- To do -
The complete listing should be restated exactly.

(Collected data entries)
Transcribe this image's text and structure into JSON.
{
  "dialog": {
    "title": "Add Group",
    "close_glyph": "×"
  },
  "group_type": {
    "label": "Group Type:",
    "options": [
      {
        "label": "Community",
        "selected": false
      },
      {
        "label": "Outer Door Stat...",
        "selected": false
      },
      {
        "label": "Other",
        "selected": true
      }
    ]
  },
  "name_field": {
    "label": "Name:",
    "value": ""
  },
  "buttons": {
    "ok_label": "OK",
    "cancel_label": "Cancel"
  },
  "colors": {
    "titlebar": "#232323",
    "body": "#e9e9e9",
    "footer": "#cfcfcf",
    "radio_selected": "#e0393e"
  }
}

- Written answer -
Transcribe this image's text and structure into JSON.
{
  "dialog": {
    "title": "Add Group",
    "close_glyph": "×"
  },
  "group_type": {
    "label": "Group Type:",
    "options": [
      {
        "label": "Community",
        "selected": false
      },
      {
        "label": "Outer Door Stat...",
        "selected": false
      },
      {
        "label": "Other",
        "selected": true
      }
    ]
  },
  "name_field": {
    "label": "Name:",
    "value": ""
  },
  "buttons": {
    "ok_label": "OK",
    "cancel_label": "Cancel"
  },
  "colors": {
    "titlebar": "#232323",
    "body": "#e9e9e9",
    "footer": "#cfcfcf",
    "radio_selected": "#e0393e"
  }
}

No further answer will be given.